▸ TASK PROMPT:
Quote every line below exactly as it reads.

#### DATASET RECORDS

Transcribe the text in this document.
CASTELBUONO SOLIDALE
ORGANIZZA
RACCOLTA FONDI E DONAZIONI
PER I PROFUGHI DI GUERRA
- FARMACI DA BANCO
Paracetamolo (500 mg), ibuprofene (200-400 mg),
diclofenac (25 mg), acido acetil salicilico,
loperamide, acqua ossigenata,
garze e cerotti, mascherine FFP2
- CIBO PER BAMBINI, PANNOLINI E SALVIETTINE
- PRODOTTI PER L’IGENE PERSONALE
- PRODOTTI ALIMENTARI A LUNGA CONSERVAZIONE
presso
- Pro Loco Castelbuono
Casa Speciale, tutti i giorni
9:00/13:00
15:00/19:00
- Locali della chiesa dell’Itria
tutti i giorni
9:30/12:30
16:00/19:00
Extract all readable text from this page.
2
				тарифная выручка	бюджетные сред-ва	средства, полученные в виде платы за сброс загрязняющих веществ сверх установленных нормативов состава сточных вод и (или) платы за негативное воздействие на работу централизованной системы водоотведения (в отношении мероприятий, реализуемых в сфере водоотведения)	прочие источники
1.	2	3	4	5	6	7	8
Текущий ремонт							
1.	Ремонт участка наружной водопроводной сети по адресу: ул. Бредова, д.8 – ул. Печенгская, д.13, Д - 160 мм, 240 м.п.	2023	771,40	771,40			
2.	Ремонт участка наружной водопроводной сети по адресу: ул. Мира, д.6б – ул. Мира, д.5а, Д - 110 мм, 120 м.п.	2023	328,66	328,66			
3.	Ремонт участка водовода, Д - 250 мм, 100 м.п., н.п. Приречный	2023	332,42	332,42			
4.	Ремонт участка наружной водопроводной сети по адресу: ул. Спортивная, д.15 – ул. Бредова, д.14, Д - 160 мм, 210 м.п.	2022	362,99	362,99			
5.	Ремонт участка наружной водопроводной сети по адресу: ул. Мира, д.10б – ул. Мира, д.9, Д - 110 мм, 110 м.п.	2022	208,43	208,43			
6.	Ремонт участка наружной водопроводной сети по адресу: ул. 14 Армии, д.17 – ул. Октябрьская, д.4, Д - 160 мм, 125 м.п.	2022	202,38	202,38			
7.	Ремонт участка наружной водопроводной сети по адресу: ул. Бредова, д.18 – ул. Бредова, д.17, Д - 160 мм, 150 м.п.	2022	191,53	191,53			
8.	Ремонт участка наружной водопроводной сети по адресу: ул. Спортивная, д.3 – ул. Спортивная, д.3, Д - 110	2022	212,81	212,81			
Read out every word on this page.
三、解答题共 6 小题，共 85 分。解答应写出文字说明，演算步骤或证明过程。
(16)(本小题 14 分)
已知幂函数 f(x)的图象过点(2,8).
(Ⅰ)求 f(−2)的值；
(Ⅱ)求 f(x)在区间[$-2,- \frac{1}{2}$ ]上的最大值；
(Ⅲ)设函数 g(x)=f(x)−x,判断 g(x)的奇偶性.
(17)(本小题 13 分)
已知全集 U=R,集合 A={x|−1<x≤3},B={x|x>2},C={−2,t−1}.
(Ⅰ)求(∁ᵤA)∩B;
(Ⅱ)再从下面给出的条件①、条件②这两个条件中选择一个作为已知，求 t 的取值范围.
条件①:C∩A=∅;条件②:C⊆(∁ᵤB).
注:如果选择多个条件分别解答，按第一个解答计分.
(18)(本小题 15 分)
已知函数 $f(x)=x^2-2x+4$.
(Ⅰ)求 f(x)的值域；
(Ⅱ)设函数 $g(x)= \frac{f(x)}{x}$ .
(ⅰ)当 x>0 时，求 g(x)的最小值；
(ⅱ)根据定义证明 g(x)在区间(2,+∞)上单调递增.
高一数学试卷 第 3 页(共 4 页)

########

▸ FINISHED EXERCISE:
Transcribe the text in this document.
CASTELBUONO SOLIDALE
ORGANIZZA
RACCOLTA FONDI E DONAZIONI
PER I PROFUGHI DI GUERRA
- FARMACI DA BANCO
Paracetamolo (500 mg), ibuprofene (200-400 mg),
diclofenac (25 mg), acido acetil salicilico,
loperamide, acqua ossigenata,
garze e cerotti, mascherine FFP2
- CIBO PER BAMBINI, PANNOLINI E SALVIETTINE
- PRODOTTI PER L’IGENE PERSONALE
- PRODOTTI ALIMENTARI A LUNGA CONSERVAZIONE
presso
- Pro Loco Castelbuono
Casa Speciale, tutti i giorni
9:00/13:00
15:00/19:00
- Locali della chiesa dell’Itria
tutti i giorni
9:30/12:30
16:00/19:00
Extract all readable text from this page.
2
				тарифная выручка	бюджетные сред-ва	средства, полученные в виде платы за сброс загрязняющих веществ сверх установленных нормативов состава сточных вод и (или) платы за негативное воздействие на работу централизованной системы водоотведения (в отношении мероприятий, реализуемых в сфере водоотведения)	прочие источники
1.	2	3	4	5	6	7	8
Текущий ремонт							
1.	Ремонт участка наружной водопроводной сети по адресу: ул. Бредова, д.8 – ул. Печенгская, д.13, Д - 160 мм, 240 м.п.	2023	771,40	771,40			
2.	Ремонт участка наружной водопроводной сети по адресу: ул. Мира, д.6б – ул. Мира, д.5а, Д - 110 мм, 120 м.п.	2023	328,66	328,66			
3.	Ремонт участка водовода, Д - 250 мм, 100 м.п., н.п. Приречный	2023	332,42	332,42			
4.	Ремонт участка наружной водопроводной сети по адресу: ул. Спортивная, д.15 – ул. Бредова, д.14, Д - 160 мм, 210 м.п.	2022	362,99	362,99			
5.	Ремонт участка наружной водопроводной сети по адресу: ул. Мира, д.10б – ул. Мира, д.9, Д - 110 мм, 110 м.п.	2022	208,43	208,43			
6.	Ремонт участка наружной водопроводной сети по адресу: ул. 14 Армии, д.17 – ул. Октябрьская, д.4, Д - 160 мм, 125 м.п.	2022	202,38	202,38			
7.	Ремонт участка наружной водопроводной сети по адресу: ул. Бредова, д.18 – ул. Бредова, д.17, Д - 160 мм, 150 м.п.	2022	191,53	191,53			
8.	Ремонт участка наружной водопроводной сети по адресу: ул. Спортивная, д.3 – ул. Спортивная, д.3, Д - 110	2022	212,81	212,81			
Read out every word on this page.
三、解答题共 6 小题，共 85 分。解答应写出文字说明，演算步骤或证明过程。
(16)(本小题 14 分)
已知幂函数 f(x)的图象过点(2,8).
(Ⅰ)求 f(−2)的值；
(Ⅱ)求 f(x)在区间[$-2,- \frac{1}{2}$ ]上的最大值；
(Ⅲ)设函数 g(x)=f(x)−x,判断 g(x)的奇偶性.
(17)(本小题 13 分)
已知全集 U=R,集合 A={x|−1<x≤3},B={x|x>2},C={−2,t−1}.
(Ⅰ)求(∁ᵤA)∩B;
(Ⅱ)再从下面给出的条件①、条件②这两个条件中选择一个作为已知，求 t 的取值范围.
条件①:C∩A=∅;条件②:C⊆(∁ᵤB).
注:如果选择多个条件分别解答，按第一个解答计分.
(18)(本小题 15 分)
已知函数 $f(x)=x^2-2x+4$.
(Ⅰ)求 f(x)的值域；
(Ⅱ)设函数 $g(x)= \frac{f(x)}{x}$ .
(ⅰ)当 x>0 时，求 g(x)的最小值；
(ⅱ)根据定义证明 g(x)在区间(2,+∞)上单调递增.
高一数学试卷 第 3 页(共 4 页)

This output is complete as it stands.